CHALLENGE: Copy every line of the records below without changing anything.

ROWS:
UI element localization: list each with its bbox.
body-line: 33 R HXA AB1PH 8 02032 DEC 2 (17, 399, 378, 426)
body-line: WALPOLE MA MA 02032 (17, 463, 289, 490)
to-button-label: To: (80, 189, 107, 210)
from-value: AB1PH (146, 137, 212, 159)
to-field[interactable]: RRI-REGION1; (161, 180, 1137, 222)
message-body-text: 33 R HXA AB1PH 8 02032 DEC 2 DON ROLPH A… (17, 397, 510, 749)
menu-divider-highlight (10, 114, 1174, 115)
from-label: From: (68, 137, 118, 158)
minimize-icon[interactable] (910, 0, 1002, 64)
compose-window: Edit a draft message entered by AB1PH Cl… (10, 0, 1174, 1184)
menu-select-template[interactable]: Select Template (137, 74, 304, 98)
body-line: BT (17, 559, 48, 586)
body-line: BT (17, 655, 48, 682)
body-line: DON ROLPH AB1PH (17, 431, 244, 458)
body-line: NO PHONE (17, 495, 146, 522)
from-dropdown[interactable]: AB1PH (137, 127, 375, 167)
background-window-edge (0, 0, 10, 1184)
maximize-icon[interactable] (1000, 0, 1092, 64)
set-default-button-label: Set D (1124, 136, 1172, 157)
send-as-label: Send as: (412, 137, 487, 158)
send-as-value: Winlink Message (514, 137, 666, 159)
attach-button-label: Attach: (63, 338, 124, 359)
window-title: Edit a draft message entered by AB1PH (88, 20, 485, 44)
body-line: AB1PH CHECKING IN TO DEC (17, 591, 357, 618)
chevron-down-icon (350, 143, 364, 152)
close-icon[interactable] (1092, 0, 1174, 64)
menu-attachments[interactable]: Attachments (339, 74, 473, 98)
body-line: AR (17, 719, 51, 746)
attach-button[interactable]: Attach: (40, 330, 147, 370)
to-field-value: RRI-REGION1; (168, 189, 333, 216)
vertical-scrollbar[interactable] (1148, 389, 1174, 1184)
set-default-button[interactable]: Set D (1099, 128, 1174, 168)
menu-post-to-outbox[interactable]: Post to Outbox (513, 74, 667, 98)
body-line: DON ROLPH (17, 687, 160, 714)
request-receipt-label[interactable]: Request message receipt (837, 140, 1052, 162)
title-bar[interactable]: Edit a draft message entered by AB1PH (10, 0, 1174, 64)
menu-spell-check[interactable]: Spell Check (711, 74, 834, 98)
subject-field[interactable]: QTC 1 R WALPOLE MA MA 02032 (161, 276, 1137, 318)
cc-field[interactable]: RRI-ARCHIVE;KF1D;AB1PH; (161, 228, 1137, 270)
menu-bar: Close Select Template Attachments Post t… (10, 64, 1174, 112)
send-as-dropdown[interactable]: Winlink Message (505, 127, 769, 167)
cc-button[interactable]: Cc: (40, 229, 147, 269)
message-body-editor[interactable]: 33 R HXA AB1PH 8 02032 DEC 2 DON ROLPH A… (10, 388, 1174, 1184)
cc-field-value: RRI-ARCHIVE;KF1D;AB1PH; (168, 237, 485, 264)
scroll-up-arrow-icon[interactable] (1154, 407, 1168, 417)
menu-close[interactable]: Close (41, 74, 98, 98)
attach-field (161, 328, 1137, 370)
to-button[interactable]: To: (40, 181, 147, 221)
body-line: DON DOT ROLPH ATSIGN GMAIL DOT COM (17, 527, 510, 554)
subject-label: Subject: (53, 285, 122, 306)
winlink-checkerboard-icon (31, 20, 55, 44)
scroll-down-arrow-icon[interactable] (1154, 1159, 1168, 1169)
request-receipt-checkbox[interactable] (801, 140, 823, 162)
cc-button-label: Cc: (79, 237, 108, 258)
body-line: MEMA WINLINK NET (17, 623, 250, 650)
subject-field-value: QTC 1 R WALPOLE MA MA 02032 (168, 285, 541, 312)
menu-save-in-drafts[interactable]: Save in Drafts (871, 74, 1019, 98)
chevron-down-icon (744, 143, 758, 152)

SOLUTION FOR THIS TASK:
UI element localization: list each with its bbox.
body-line: 33 R HXA AB1PH 8 02032 DEC 2 (17, 399, 378, 426)
body-line: WALPOLE MA MA 02032 (17, 463, 289, 490)
to-button-label: To: (80, 189, 107, 210)
from-value: AB1PH (146, 137, 212, 159)
to-field[interactable]: RRI-REGION1; (161, 180, 1137, 222)
message-body-text: 33 R HXA AB1PH 8 02032 DEC 2 DON ROLPH A… (17, 397, 510, 749)
menu-divider-highlight (10, 114, 1174, 115)
from-label: From: (68, 137, 118, 158)
minimize-icon[interactable] (910, 0, 1002, 64)
compose-window: Edit a draft message entered by AB1PH Cl… (10, 0, 1174, 1184)
menu-select-template[interactable]: Select Template (137, 74, 304, 98)
body-line: BT (17, 559, 48, 586)
body-line: BT (17, 655, 48, 682)
body-line: DON ROLPH AB1PH (17, 431, 244, 458)
body-line: NO PHONE (17, 495, 146, 522)
from-dropdown[interactable]: AB1PH (137, 127, 375, 167)
background-window-edge (0, 0, 10, 1184)
maximize-icon[interactable] (1000, 0, 1092, 64)
set-default-button-label: Set D (1124, 136, 1172, 157)
send-as-label: Send as: (412, 137, 487, 158)
send-as-value: Winlink Message (514, 137, 666, 159)
attach-button-label: Attach: (63, 338, 124, 359)
window-title: Edit a draft message entered by AB1PH (88, 20, 485, 44)
body-line: AB1PH CHECKING IN TO DEC (17, 591, 357, 618)
chevron-down-icon (350, 143, 364, 152)
close-icon[interactable] (1092, 0, 1174, 64)
menu-attachments[interactable]: Attachments (339, 74, 473, 98)
body-line: AR (17, 719, 51, 746)
attach-button[interactable]: Attach: (40, 330, 147, 370)
to-field-value: RRI-REGION1; (168, 189, 333, 216)
vertical-scrollbar[interactable] (1148, 389, 1174, 1184)
set-default-button[interactable]: Set D (1099, 128, 1174, 168)
menu-post-to-outbox[interactable]: Post to Outbox (513, 74, 667, 98)
body-line: DON ROLPH (17, 687, 160, 714)
request-receipt-label[interactable]: Request message receipt (837, 140, 1052, 162)
title-bar[interactable]: Edit a draft message entered by AB1PH (10, 0, 1174, 64)
menu-spell-check[interactable]: Spell Check (711, 74, 834, 98)
subject-field[interactable]: QTC 1 R WALPOLE MA MA 02032 (161, 276, 1137, 318)
cc-field[interactable]: RRI-ARCHIVE;KF1D;AB1PH; (161, 228, 1137, 270)
menu-bar: Close Select Template Attachments Post t… (10, 64, 1174, 112)
send-as-dropdown[interactable]: Winlink Message (505, 127, 769, 167)
cc-button[interactable]: Cc: (40, 229, 147, 269)
message-body-editor[interactable]: 33 R HXA AB1PH 8 02032 DEC 2 DON ROLPH A… (10, 388, 1174, 1184)
cc-field-value: RRI-ARCHIVE;KF1D;AB1PH; (168, 237, 485, 264)
scroll-up-arrow-icon[interactable] (1154, 407, 1168, 417)
menu-close[interactable]: Close (41, 74, 98, 98)
attach-field (161, 328, 1137, 370)
to-button[interactable]: To: (40, 181, 147, 221)
body-line: DON DOT ROLPH ATSIGN GMAIL DOT COM (17, 527, 510, 554)
subject-label: Subject: (53, 285, 122, 306)
winlink-checkerboard-icon (31, 20, 55, 44)
scroll-down-arrow-icon[interactable] (1154, 1159, 1168, 1169)
request-receipt-checkbox[interactable] (801, 140, 823, 162)
cc-button-label: Cc: (79, 237, 108, 258)
body-line: MEMA WINLINK NET (17, 623, 250, 650)
subject-field-value: QTC 1 R WALPOLE MA MA 02032 (168, 285, 541, 312)
menu-save-in-drafts[interactable]: Save in Drafts (871, 74, 1019, 98)
chevron-down-icon (744, 143, 758, 152)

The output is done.